>> Begin SOURCE DATA

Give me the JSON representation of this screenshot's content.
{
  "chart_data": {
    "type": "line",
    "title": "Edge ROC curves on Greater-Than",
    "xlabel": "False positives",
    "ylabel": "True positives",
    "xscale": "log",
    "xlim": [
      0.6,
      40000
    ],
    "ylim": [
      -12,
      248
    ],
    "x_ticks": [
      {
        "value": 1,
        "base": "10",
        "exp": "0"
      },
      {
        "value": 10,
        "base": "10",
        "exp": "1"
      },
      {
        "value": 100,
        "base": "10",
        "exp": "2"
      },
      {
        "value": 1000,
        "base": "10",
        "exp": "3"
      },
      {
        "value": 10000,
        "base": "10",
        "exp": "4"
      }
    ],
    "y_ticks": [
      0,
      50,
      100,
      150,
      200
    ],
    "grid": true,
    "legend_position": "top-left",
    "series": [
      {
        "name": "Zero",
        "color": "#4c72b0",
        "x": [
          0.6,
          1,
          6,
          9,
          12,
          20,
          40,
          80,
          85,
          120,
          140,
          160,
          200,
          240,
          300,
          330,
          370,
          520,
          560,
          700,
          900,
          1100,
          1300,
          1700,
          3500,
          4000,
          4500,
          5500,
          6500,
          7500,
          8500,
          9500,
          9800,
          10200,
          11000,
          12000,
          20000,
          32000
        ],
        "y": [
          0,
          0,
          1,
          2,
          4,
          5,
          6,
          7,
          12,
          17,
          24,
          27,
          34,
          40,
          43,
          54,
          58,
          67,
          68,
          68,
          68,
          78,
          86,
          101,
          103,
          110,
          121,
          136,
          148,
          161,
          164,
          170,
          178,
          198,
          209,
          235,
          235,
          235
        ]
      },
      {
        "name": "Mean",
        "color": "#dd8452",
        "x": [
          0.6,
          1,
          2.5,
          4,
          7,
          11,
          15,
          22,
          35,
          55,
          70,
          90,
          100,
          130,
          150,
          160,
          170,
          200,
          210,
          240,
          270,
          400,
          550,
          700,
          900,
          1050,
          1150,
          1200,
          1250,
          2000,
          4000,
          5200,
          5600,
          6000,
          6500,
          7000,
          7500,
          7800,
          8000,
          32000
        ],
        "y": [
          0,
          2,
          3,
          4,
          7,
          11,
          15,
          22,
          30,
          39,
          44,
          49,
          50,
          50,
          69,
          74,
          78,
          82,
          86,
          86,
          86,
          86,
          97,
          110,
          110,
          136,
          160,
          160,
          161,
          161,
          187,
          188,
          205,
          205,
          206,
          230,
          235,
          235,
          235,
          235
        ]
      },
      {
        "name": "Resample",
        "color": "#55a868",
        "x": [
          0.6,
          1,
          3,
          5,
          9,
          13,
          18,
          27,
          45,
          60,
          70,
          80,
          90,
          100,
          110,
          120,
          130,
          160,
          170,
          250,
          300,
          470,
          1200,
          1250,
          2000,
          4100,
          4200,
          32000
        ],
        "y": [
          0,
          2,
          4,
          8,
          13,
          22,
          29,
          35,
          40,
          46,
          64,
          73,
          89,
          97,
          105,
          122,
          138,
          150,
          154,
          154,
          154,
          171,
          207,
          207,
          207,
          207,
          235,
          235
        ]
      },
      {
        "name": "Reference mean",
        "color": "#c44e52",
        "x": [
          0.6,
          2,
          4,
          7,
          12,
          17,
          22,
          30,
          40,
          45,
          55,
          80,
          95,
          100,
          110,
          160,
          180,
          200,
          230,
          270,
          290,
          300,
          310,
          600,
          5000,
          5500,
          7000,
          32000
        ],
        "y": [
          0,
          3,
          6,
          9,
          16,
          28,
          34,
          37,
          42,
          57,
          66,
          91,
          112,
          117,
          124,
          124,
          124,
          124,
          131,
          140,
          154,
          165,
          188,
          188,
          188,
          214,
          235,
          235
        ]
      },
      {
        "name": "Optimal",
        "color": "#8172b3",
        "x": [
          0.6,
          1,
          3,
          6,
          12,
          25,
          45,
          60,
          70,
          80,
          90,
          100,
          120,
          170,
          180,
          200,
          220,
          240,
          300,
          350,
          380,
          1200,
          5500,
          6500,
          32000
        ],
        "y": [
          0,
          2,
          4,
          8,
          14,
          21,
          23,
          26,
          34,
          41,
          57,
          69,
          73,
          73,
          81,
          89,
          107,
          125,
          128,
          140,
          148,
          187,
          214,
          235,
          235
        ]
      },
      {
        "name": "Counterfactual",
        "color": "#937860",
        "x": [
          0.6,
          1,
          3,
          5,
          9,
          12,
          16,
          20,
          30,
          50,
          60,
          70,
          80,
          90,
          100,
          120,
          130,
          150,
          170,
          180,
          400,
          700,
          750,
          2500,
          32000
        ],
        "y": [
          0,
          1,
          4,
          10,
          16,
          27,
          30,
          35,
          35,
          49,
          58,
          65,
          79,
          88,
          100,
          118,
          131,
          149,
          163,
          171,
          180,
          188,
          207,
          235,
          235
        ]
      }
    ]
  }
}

>> End SOURCE DATA

* _PROBLEM DETAILS_
Go over the entries above and say how many lines hold the string "color", with no other text.

* _EXERCISE OUTPUT_
6